START

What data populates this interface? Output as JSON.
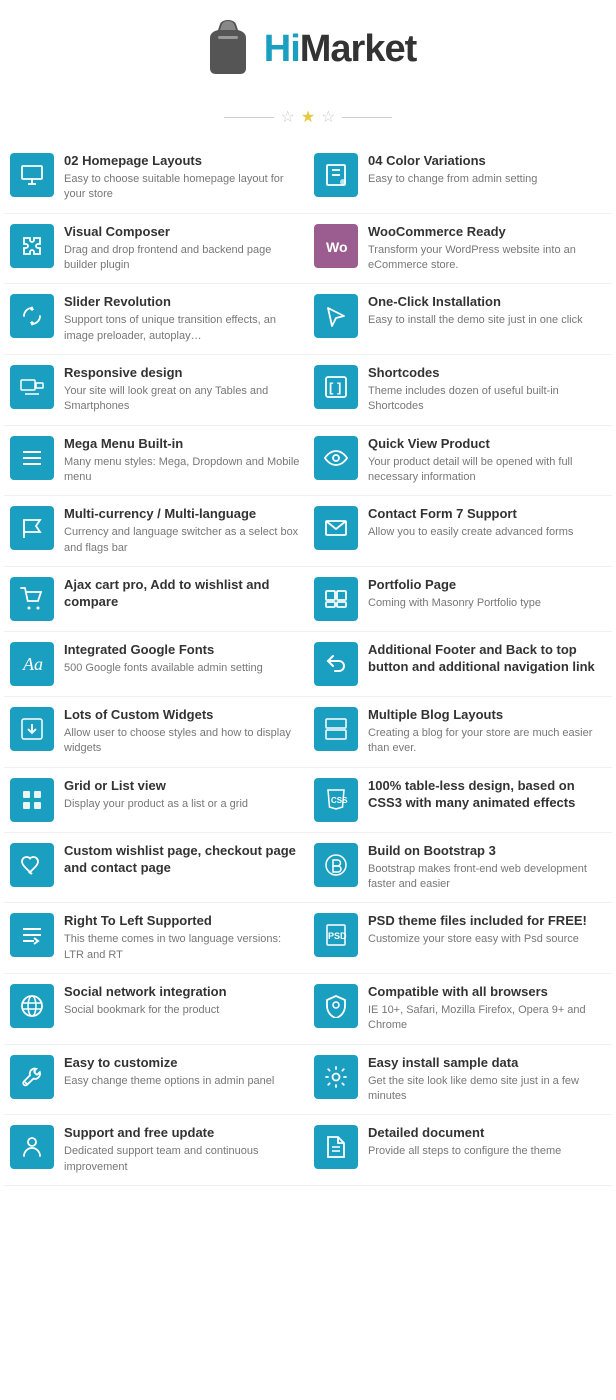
{
  "header": {
    "logo_hi": "Hi",
    "logo_market": "Market"
  },
  "features": [
    {
      "id": "homepage-layouts",
      "title": "02 Homepage Layouts",
      "desc": "Easy to choose suitable homepage layout for your store",
      "icon": "monitor",
      "col": 0
    },
    {
      "id": "color-variations",
      "title": "04 Color Variations",
      "desc": "Easy to change from  admin setting",
      "icon": "paint",
      "col": 1
    },
    {
      "id": "visual-composer",
      "title": "Visual Composer",
      "desc": "Drag and drop frontend and backend page builder plugin",
      "icon": "puzzle",
      "col": 0
    },
    {
      "id": "woocommerce",
      "title": "WooCommerce Ready",
      "desc": "Transform your WordPress website into an eCommerce store.",
      "icon": "woo",
      "col": 1
    },
    {
      "id": "slider-revolution",
      "title": "Slider Revolution",
      "desc": "Support tons of unique transition effects, an image preloader, autoplay…",
      "icon": "refresh",
      "col": 0
    },
    {
      "id": "one-click",
      "title": "One-Click Installation",
      "desc": "Easy to install the demo site just in one click",
      "icon": "cursor",
      "col": 1
    },
    {
      "id": "responsive",
      "title": "Responsive design",
      "desc": "Your site will look great on any Tables and Smartphones",
      "icon": "desktop",
      "col": 0
    },
    {
      "id": "shortcodes",
      "title": "Shortcodes",
      "desc": "Theme includes dozen of useful built-in Shortcodes",
      "icon": "brackets",
      "col": 1
    },
    {
      "id": "mega-menu",
      "title": "Mega Menu Built-in",
      "desc": "Many menu styles: Mega, Dropdown and Mobile menu",
      "icon": "menu",
      "col": 0
    },
    {
      "id": "quick-view",
      "title": "Quick View Product",
      "desc": "Your product detail will be opened with full necessary information",
      "icon": "eye",
      "col": 1
    },
    {
      "id": "multicurrency",
      "title": "Multi-currency / Multi-language",
      "desc": "Currency and language switcher as a select box and flags bar",
      "icon": "flag",
      "col": 0
    },
    {
      "id": "contact-form",
      "title": "Contact Form 7 Support",
      "desc": "Allow you to easily create advanced forms",
      "icon": "envelope",
      "col": 1
    },
    {
      "id": "ajax-cart",
      "title": "Ajax cart pro, Add to wishlist and compare",
      "desc": "",
      "icon": "cart",
      "col": 0
    },
    {
      "id": "portfolio",
      "title": "Portfolio Page",
      "desc": "Coming with Masonry Portfolio type",
      "icon": "portfolio",
      "col": 1
    },
    {
      "id": "google-fonts",
      "title": "Integrated Google Fonts",
      "desc": "500 Google fonts available admin setting",
      "icon": "font",
      "col": 0
    },
    {
      "id": "footer",
      "title": "Additional Footer and Back to top button and additional navigation link",
      "desc": "",
      "icon": "arrow-back",
      "col": 1
    },
    {
      "id": "custom-widgets",
      "title": "Lots of Custom Widgets",
      "desc": "Allow user to choose styles and how to display widgets",
      "icon": "download",
      "col": 0
    },
    {
      "id": "blog-layouts",
      "title": "Multiple Blog Layouts",
      "desc": "Creating a blog for your store are much easier than ever.",
      "icon": "blog",
      "col": 1
    },
    {
      "id": "grid-list",
      "title": "Grid or List view",
      "desc": "Display your product as a list or a grid",
      "icon": "grid",
      "col": 0
    },
    {
      "id": "css3",
      "title": "100% table-less design, based on CSS3 with many animated effects",
      "desc": "",
      "icon": "css3",
      "col": 1
    },
    {
      "id": "wishlist",
      "title": "Custom wishlist page, checkout page and contact page",
      "desc": "",
      "icon": "heart",
      "col": 0
    },
    {
      "id": "bootstrap",
      "title": "Build on Bootstrap 3",
      "desc": "Bootstrap makes front-end web development faster and easier",
      "icon": "bootstrap",
      "col": 1
    },
    {
      "id": "rtl",
      "title": "Right To Left Supported",
      "desc": "This theme comes in two language versions: LTR and RT",
      "icon": "rtl",
      "col": 0
    },
    {
      "id": "psd",
      "title": "PSD theme files included for FREE!",
      "desc": "Customize your store easy with Psd source",
      "icon": "psd",
      "col": 1
    },
    {
      "id": "social",
      "title": "Social network integration",
      "desc": "Social bookmark for the product",
      "icon": "globe",
      "col": 0
    },
    {
      "id": "browsers",
      "title": "Compatible with all browsers",
      "desc": "IE 10+, Safari, Mozilla Firefox, Opera 9+ and Chrome",
      "icon": "shield",
      "col": 1
    },
    {
      "id": "customize",
      "title": "Easy to customize",
      "desc": "Easy change theme options in admin panel",
      "icon": "wrench",
      "col": 0
    },
    {
      "id": "sample-data",
      "title": "Easy install sample data",
      "desc": "Get the site look like demo site just in a few minutes",
      "icon": "gear",
      "col": 1
    },
    {
      "id": "support",
      "title": "Support and  free update",
      "desc": "Dedicated support team and continuous improvement",
      "icon": "person",
      "col": 0
    },
    {
      "id": "document",
      "title": "Detailed document",
      "desc": "Provide all steps to configure the theme",
      "icon": "doc",
      "col": 1
    }
  ]
}
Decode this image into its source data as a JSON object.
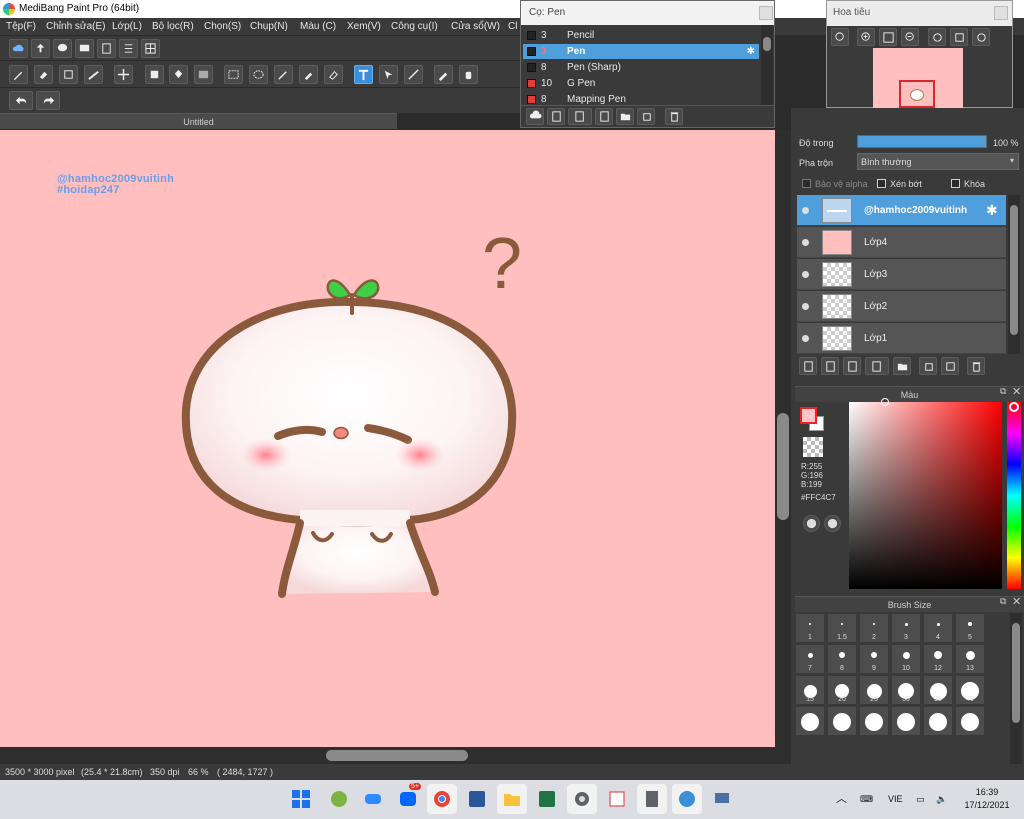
{
  "window": {
    "title": "MediBang Paint Pro (64bit)"
  },
  "menu": [
    "Tệp(F)",
    "Chỉnh sửa(E)",
    "Lớp(L)",
    "Bộ lọc(R)",
    "Chọn(S)",
    "Chụp(N)",
    "Màu (C)",
    "Xem(V)",
    "Công cụ(I)",
    "Cửa sổ(W)",
    "Cl"
  ],
  "document": {
    "tab": "Untitled"
  },
  "canvas": {
    "watermark_line1": "@hamhoc2009vuitinh",
    "watermark_line2": "#hoidap247",
    "background_color": "#ffbfbf",
    "question_mark": "?"
  },
  "status": {
    "size": "3500 * 3000 pixel",
    "cm": "(25.4 * 21.8cm)",
    "dpi": "350 dpi",
    "zoom": "66 %",
    "coords": "( 2484, 1727 )"
  },
  "brush_window": {
    "title": "Cọ: Pen",
    "items": [
      {
        "size": "3",
        "name": "Pencil",
        "color": "#222222"
      },
      {
        "size": "3",
        "name": "Pen",
        "color": "#222222"
      },
      {
        "size": "8",
        "name": "Pen (Sharp)",
        "color": "#222222"
      },
      {
        "size": "10",
        "name": "G Pen",
        "color": "#e53b3b"
      },
      {
        "size": "8",
        "name": "Mapping Pen",
        "color": "#e53b3b"
      }
    ]
  },
  "navigator": {
    "title": "Hoa tiêu"
  },
  "layers_panel": {
    "opacity_label": "Độ trong",
    "opacity_value": "100 %",
    "opacity_fraction": 1.0,
    "blend_label": "Pha trộn",
    "blend_value": "Bình thường",
    "protect_alpha": "Bảo vệ alpha",
    "clipping": "Xén bớt",
    "lock": "Khóa",
    "layers": [
      {
        "name": "@hamhoc2009vuitinh",
        "selected": true
      },
      {
        "name": "Lớp4",
        "selected": false
      },
      {
        "name": "Lớp3",
        "selected": false
      },
      {
        "name": "Lớp2",
        "selected": false
      },
      {
        "name": "Lớp1",
        "selected": false
      }
    ]
  },
  "color_panel": {
    "title": "Màu",
    "r": "R:255",
    "g": "G:196",
    "b": "B:199",
    "hex": "#FFC4C7",
    "primary": "#ffc4c7"
  },
  "brush_size_panel": {
    "title": "Brush Size",
    "sizes": [
      "1",
      "1.5",
      "2",
      "3",
      "4",
      "5",
      "7",
      "8",
      "9",
      "10",
      "12",
      "13",
      "15",
      "20",
      "25",
      "30",
      "35",
      "40",
      "",
      "",
      "",
      "",
      "",
      ""
    ]
  },
  "taskbar": {
    "time": "16:39",
    "date": "17/12/2021",
    "lang": "VIE",
    "badge": "5+"
  }
}
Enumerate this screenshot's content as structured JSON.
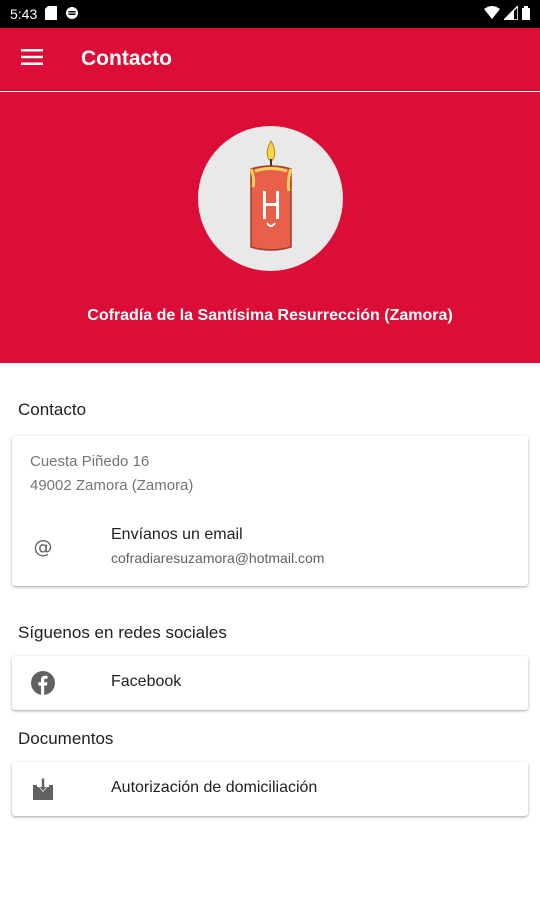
{
  "status_bar": {
    "time": "5:43"
  },
  "app_bar": {
    "title": "Contacto"
  },
  "hero": {
    "org_name": "Cofradía de la Santísima Resurrección (Zamora)"
  },
  "contact": {
    "section_title": "Contacto",
    "address_line1": "Cuesta Piñedo 16",
    "address_line2": "49002 Zamora (Zamora)",
    "email_label": "Envíanos un email",
    "email_address": "cofradiaresuzamora@hotmail.com",
    "email_icon": "at-icon"
  },
  "social": {
    "section_title": "Síguenos en redes sociales",
    "facebook_label": "Facebook",
    "facebook_icon": "facebook-icon"
  },
  "documents": {
    "section_title": "Documentos",
    "doc_label": "Autorización de domiciliación",
    "doc_icon": "download-icon"
  },
  "colors": {
    "primary": "#dc0d37",
    "logo_bg": "#e9e9e9"
  }
}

END

REQUIREMENT. In the records above, find the lines containing "wishlist" and copy them.

EXERCISE ANSWER.
      "title": "Ajax cart pro, Add to wishlist and compare",
      "id": "wishlist",
      "title": "Custom wishlist page, checkout page and contact page",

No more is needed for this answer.